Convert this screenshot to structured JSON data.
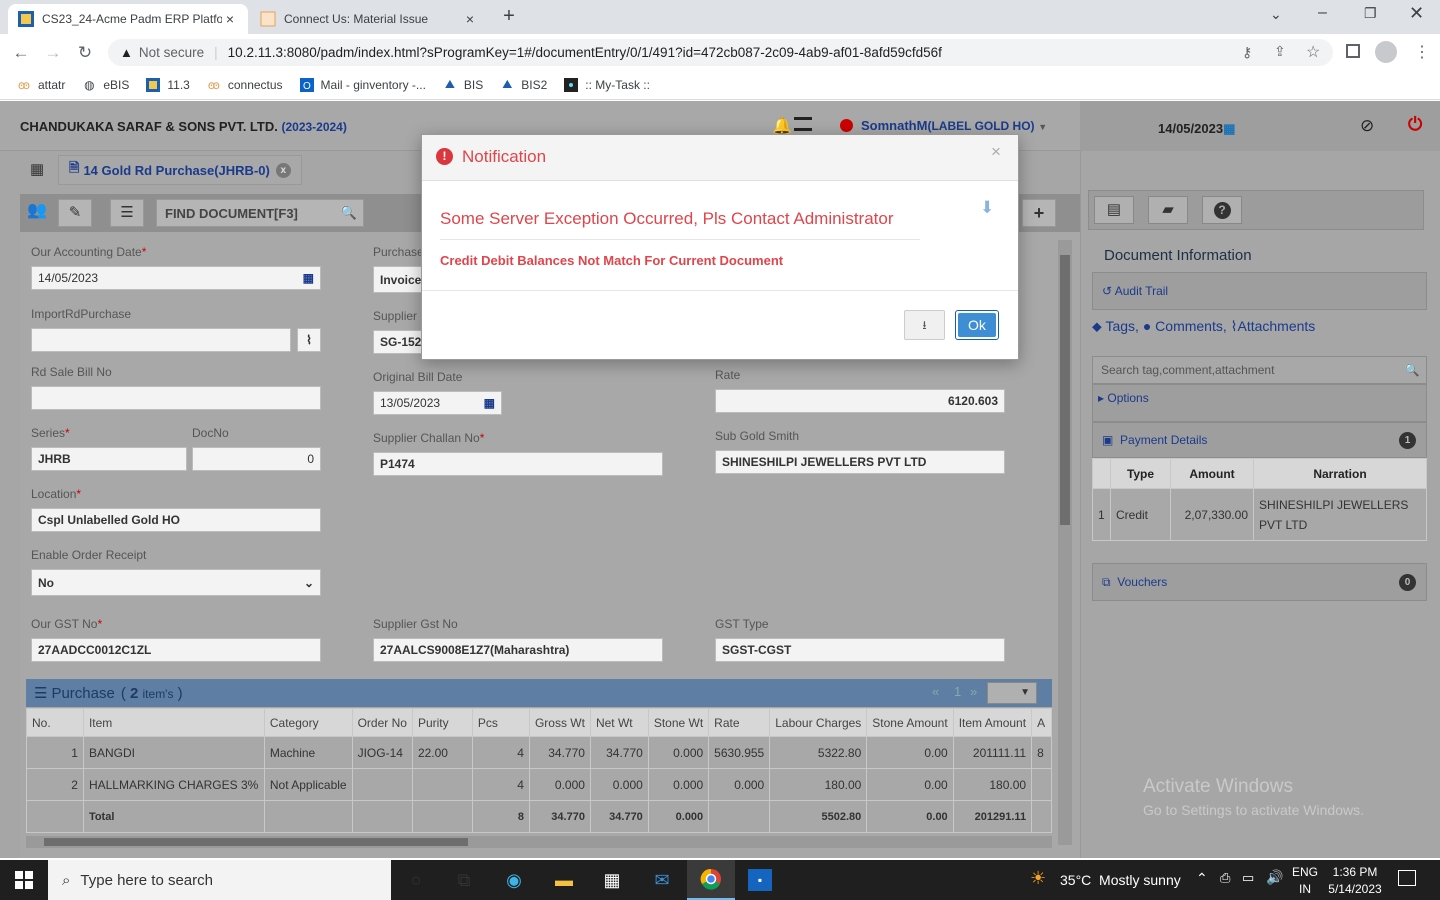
{
  "browser": {
    "tabs": [
      {
        "title": "CS23_24-Acme Padm ERP Platfor",
        "close": "×"
      },
      {
        "title": "Connect Us: Material Issue",
        "close": "×"
      }
    ],
    "new_tab": "+",
    "security": "Not secure",
    "url": "10.2.11.3:8080/padm/index.html?sProgramKey=1#/documentEntry/0/1/491?id=472cb087-2c09-4ab9-af01-8afd59cfd56f",
    "bookmarks": [
      "attatr",
      "eBIS",
      "11.3",
      "connectus",
      "Mail - ginventory -...",
      "BIS",
      "BIS2",
      ":: My-Task ::"
    ]
  },
  "header": {
    "company": "CHANDUKAKA SARAF & SONS PVT. LTD.",
    "year": "(2023-2024)",
    "user": "SomnathM",
    "user_loc": "(LABEL GOLD HO)",
    "date": "14/05/2023"
  },
  "doc": {
    "tab_title": "14 Gold Rd Purchase(JHRB-0)",
    "find_placeholder": "FIND DOCUMENT[F3]"
  },
  "form": {
    "acct_date_label": "Our Accounting Date",
    "acct_date": "14/05/2023",
    "import_label": "ImportRdPurchase",
    "rd_sale_label": "Rd Sale Bill No",
    "series_label": "Series",
    "series": "JHRB",
    "docno_label": "DocNo",
    "docno": "0",
    "location_label": "Location",
    "location": "Cspl Unlabelled Gold HO",
    "order_receipt_label": "Enable Order Receipt",
    "order_receipt": "No",
    "our_gst_label": "Our GST No",
    "our_gst": "27AADCC0012C1ZL",
    "purchase_label": "Purchase",
    "purchase": "Invoice",
    "supplier_label": "Supplier",
    "supplier": "SG-152",
    "orig_bill_label": "Original Bill Date",
    "orig_bill": "13/05/2023",
    "challan_label": "Supplier Challan No",
    "challan": "P1474",
    "supp_gst_label": "Supplier Gst No",
    "supp_gst": "27AALCS9008E1Z7(Maharashtra)",
    "rate_label": "Rate",
    "rate": "6120.603",
    "subsmith_label": "Sub Gold Smith",
    "subsmith": "SHINESHILPI JEWELLERS PVT LTD",
    "gst_type_label": "GST Type",
    "gst_type": "SGST-CGST"
  },
  "purchase_grid": {
    "title": "Purchase",
    "count": "2",
    "items_label": "item's",
    "pager": [
      "«",
      "1",
      "»"
    ],
    "headers": [
      "No.",
      "Item",
      "Category",
      "Order No",
      "Purity",
      "Pcs",
      "Gross Wt",
      "Net Wt",
      "Stone Wt",
      "Rate",
      "Labour Charges",
      "Stone Amount",
      "Item Amount",
      "A"
    ],
    "rows": [
      [
        "1",
        "BANGDI",
        "Machine",
        "JIOG-14",
        "22.00",
        "4",
        "34.770",
        "34.770",
        "0.000",
        "5630.955",
        "5322.80",
        "0.00",
        "201111.11",
        "8"
      ],
      [
        "2",
        "HALLMARKING CHARGES 3%",
        "Not Applicable",
        "",
        "",
        "4",
        "0.000",
        "0.000",
        "0.000",
        "0.000",
        "180.00",
        "0.00",
        "180.00",
        ""
      ]
    ],
    "total": [
      "",
      "Total",
      "",
      "",
      "",
      "8",
      "34.770",
      "34.770",
      "0.000",
      "",
      "5502.80",
      "0.00",
      "201291.11",
      ""
    ]
  },
  "side": {
    "doc_info": "Document Information",
    "audit": "Audit Trail",
    "tags": "Tags,",
    "comments": "Comments,",
    "attachments": "Attachments",
    "search_placeholder": "Search tag,comment,attachment",
    "options": "Options",
    "payment": "Payment Details",
    "payment_count": "1",
    "pay_headers": [
      "Type",
      "Amount",
      "Narration"
    ],
    "pay_row": [
      "1",
      "Credit",
      "2,07,330.00",
      "SHINESHILPI JEWELLERS PVT LTD"
    ],
    "vouchers": "Vouchers",
    "vouchers_count": "0"
  },
  "modal": {
    "title": "Notification",
    "message": "Some Server Exception Occurred, Pls Contact Administrator",
    "detail": "Credit Debit Balances Not Match For Current Document",
    "ok": "Ok",
    "close": "×"
  },
  "watermark": {
    "line1": "Activate Windows",
    "line2": "Go to Settings to activate Windows."
  },
  "taskbar": {
    "search": "Type here to search",
    "weather": "35°C  Mostly sunny",
    "lang1": "ENG",
    "lang2": "IN",
    "time": "1:36 PM",
    "date": "5/14/2023"
  },
  "colors": {
    "accent": "#1a73b8",
    "danger": "#d9363e",
    "modal_text": "#e0454b"
  }
}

....

◆ **WHAT THIS TASK INVOLVES**: Provide only the count of lines in the material above that hold the word "JHRB".

◆ **SOLUTION FOR THIS TASK**: 2